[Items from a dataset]
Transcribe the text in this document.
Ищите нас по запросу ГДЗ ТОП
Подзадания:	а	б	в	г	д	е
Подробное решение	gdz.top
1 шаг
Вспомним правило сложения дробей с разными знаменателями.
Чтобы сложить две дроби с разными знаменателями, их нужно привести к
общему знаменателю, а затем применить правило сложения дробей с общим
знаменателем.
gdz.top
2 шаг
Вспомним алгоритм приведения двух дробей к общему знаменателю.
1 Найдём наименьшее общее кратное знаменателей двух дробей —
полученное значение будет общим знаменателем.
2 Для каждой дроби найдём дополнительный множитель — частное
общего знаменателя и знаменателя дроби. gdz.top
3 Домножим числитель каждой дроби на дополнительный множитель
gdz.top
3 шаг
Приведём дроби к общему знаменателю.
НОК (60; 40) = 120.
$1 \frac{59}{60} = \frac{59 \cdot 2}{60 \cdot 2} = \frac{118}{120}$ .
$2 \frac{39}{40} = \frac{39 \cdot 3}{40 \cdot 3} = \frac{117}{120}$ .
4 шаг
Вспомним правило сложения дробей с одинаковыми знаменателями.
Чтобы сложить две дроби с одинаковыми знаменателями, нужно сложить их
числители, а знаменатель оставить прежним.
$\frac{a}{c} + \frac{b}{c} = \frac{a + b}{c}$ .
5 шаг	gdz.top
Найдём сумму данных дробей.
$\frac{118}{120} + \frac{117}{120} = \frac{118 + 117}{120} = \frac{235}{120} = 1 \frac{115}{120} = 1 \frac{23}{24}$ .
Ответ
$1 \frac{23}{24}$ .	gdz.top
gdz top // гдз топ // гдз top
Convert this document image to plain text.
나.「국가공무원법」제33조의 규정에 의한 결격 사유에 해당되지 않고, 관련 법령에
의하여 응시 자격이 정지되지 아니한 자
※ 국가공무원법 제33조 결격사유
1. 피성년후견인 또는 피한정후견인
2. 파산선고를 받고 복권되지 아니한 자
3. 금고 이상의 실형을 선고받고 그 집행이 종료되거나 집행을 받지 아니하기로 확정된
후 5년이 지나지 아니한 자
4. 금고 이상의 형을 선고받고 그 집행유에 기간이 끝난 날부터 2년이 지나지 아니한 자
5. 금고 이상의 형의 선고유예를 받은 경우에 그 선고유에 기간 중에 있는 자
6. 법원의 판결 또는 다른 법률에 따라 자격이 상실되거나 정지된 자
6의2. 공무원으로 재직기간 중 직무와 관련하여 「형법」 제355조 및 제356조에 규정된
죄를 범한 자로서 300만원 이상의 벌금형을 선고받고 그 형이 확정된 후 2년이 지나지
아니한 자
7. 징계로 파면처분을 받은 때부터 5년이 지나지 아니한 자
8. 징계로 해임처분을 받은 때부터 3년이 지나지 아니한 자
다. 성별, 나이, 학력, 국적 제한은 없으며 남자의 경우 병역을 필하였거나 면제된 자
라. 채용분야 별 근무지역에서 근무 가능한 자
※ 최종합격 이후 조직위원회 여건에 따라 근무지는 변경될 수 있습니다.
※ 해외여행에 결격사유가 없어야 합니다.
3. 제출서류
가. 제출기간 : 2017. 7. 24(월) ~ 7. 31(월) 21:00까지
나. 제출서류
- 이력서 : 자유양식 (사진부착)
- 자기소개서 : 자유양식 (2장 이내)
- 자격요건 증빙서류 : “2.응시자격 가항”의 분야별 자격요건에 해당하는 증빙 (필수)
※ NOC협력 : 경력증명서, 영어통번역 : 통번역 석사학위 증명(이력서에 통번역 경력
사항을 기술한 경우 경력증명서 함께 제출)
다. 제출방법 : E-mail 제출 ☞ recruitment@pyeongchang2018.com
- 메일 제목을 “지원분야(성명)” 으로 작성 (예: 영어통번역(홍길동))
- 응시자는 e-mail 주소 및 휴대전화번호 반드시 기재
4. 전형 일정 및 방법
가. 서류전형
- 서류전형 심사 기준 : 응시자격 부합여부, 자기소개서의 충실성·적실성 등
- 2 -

**Given instruction**
All the entries above need to be reproduced exactly.

**Right answer**
Transcribe the text in this document.
Ищите нас по запросу ГДЗ ТОП
Подзадания:	а	б	в	г	д	е
Подробное решение	gdz.top
1 шаг
Вспомним правило сложения дробей с разными знаменателями.
Чтобы сложить две дроби с разными знаменателями, их нужно привести к
общему знаменателю, а затем применить правило сложения дробей с общим
знаменателем.
gdz.top
2 шаг
Вспомним алгоритм приведения двух дробей к общему знаменателю.
1 Найдём наименьшее общее кратное знаменателей двух дробей —
полученное значение будет общим знаменателем.
2 Для каждой дроби найдём дополнительный множитель — частное
общего знаменателя и знаменателя дроби. gdz.top
3 Домножим числитель каждой дроби на дополнительный множитель
gdz.top
3 шаг
Приведём дроби к общему знаменателю.
НОК (60; 40) = 120.
$1 \frac{59}{60} = \frac{59 \cdot 2}{60 \cdot 2} = \frac{118}{120}$ .
$2 \frac{39}{40} = \frac{39 \cdot 3}{40 \cdot 3} = \frac{117}{120}$ .
4 шаг
Вспомним правило сложения дробей с одинаковыми знаменателями.
Чтобы сложить две дроби с одинаковыми знаменателями, нужно сложить их
числители, а знаменатель оставить прежним.
$\frac{a}{c} + \frac{b}{c} = \frac{a + b}{c}$ .
5 шаг	gdz.top
Найдём сумму данных дробей.
$\frac{118}{120} + \frac{117}{120} = \frac{118 + 117}{120} = \frac{235}{120} = 1 \frac{115}{120} = 1 \frac{23}{24}$ .
Ответ
$1 \frac{23}{24}$ .	gdz.top
gdz top // гдз топ // гдз top
Convert this document image to plain text.
나.「국가공무원법」제33조의 규정에 의한 결격 사유에 해당되지 않고, 관련 법령에
의하여 응시 자격이 정지되지 아니한 자
※ 국가공무원법 제33조 결격사유
1. 피성년후견인 또는 피한정후견인
2. 파산선고를 받고 복권되지 아니한 자
3. 금고 이상의 실형을 선고받고 그 집행이 종료되거나 집행을 받지 아니하기로 확정된
후 5년이 지나지 아니한 자
4. 금고 이상의 형을 선고받고 그 집행유에 기간이 끝난 날부터 2년이 지나지 아니한 자
5. 금고 이상의 형의 선고유예를 받은 경우에 그 선고유에 기간 중에 있는 자
6. 법원의 판결 또는 다른 법률에 따라 자격이 상실되거나 정지된 자
6의2. 공무원으로 재직기간 중 직무와 관련하여 「형법」 제355조 및 제356조에 규정된
죄를 범한 자로서 300만원 이상의 벌금형을 선고받고 그 형이 확정된 후 2년이 지나지
아니한 자
7. 징계로 파면처분을 받은 때부터 5년이 지나지 아니한 자
8. 징계로 해임처분을 받은 때부터 3년이 지나지 아니한 자
다. 성별, 나이, 학력, 국적 제한은 없으며 남자의 경우 병역을 필하였거나 면제된 자
라. 채용분야 별 근무지역에서 근무 가능한 자
※ 최종합격 이후 조직위원회 여건에 따라 근무지는 변경될 수 있습니다.
※ 해외여행에 결격사유가 없어야 합니다.
3. 제출서류
가. 제출기간 : 2017. 7. 24(월) ~ 7. 31(월) 21:00까지
나. 제출서류
- 이력서 : 자유양식 (사진부착)
- 자기소개서 : 자유양식 (2장 이내)
- 자격요건 증빙서류 : “2.응시자격 가항”의 분야별 자격요건에 해당하는 증빙 (필수)
※ NOC협력 : 경력증명서, 영어통번역 : 통번역 석사학위 증명(이력서에 통번역 경력
사항을 기술한 경우 경력증명서 함께 제출)
다. 제출방법 : E-mail 제출 ☞ recruitment@pyeongchang2018.com
- 메일 제목을 “지원분야(성명)” 으로 작성 (예: 영어통번역(홍길동))
- 응시자는 e-mail 주소 및 휴대전화번호 반드시 기재
4. 전형 일정 및 방법
가. 서류전형
- 서류전형 심사 기준 : 응시자격 부합여부, 자기소개서의 충실성·적실성 등
- 2 -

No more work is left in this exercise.